** START OF RECORDS SHOWN **

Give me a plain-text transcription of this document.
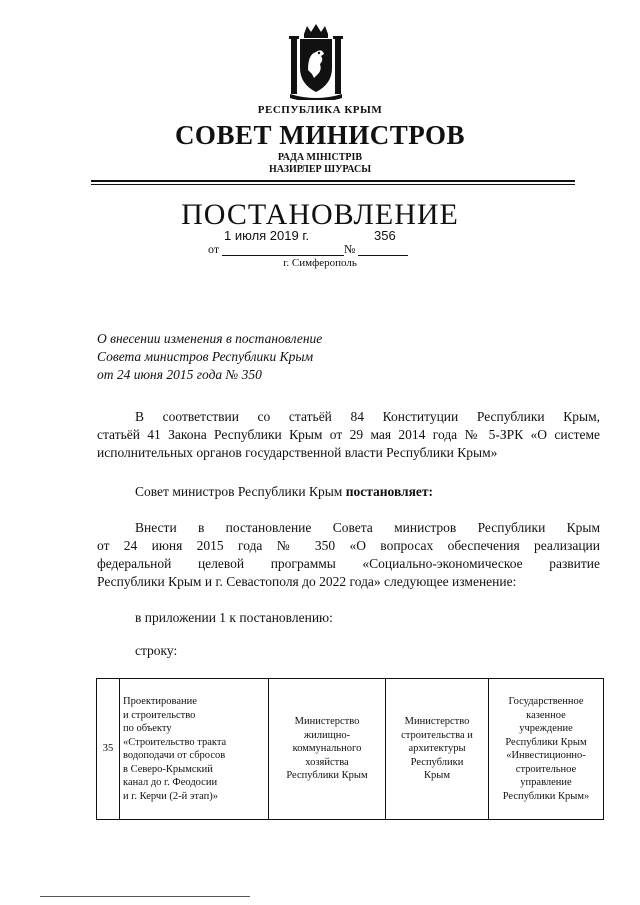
РЕСПУБЛИКА КРЫМ
СОВЕТ МИНИСТРОВ
РАДА МІНІСТРІВ
НАЗИРЛЕР ШУРАСЫ
ПОСТАНОВЛЕНИЕ
от
1 июля 2019 г.
№
356
г. Симферополь
О внесении изменения в постановление
Совета министров Республики Крым
от 24 июня 2015 года № 350
В соответствии со статьёй 84 Конституции Республики Крым,
статьёй 41 Закона Республики Крым от 29 мая 2014 года № 5-ЗРК «О системе
исполнительных органов государственной власти Республики Крым»
Совет министров Республики Крым постановляет:
Внести в постановление Совета министров Республики Крым
от 24 июня 2015 года № 350 «О вопросах обеспечения реализации
федеральной целевой программы «Социально-экономическое развитие
Республики Крым и г. Севастополя до 2022 года» следующее изменение:
в приложении 1 к постановлению:
строку:
35	
Проектирование
и строительство
по объекту
«Строительство тракта
водоподачи от сбросов
в Северо-Крымский
канал до г. Феодосии
и г. Керчи (2-й этап)»

Министерство
жилищно-
коммунального
хозяйства
Республики Крым

Министерство
строительства и
архитектуры
Республики
Крым

Государственное
казенное
учреждение
Республики Крым
«Инвестиционно-
строительное
управление
Республики Крым»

** END OF RECORDS SHOWN **

Find and copy every line in the entries above where the string "статьёй" occurs.

В соответствии со статьёй 84 Конституции Республики Крым,
статьёй 41 Закона Республики Крым от 29 мая 2014 года № 5-ЗРК «О системе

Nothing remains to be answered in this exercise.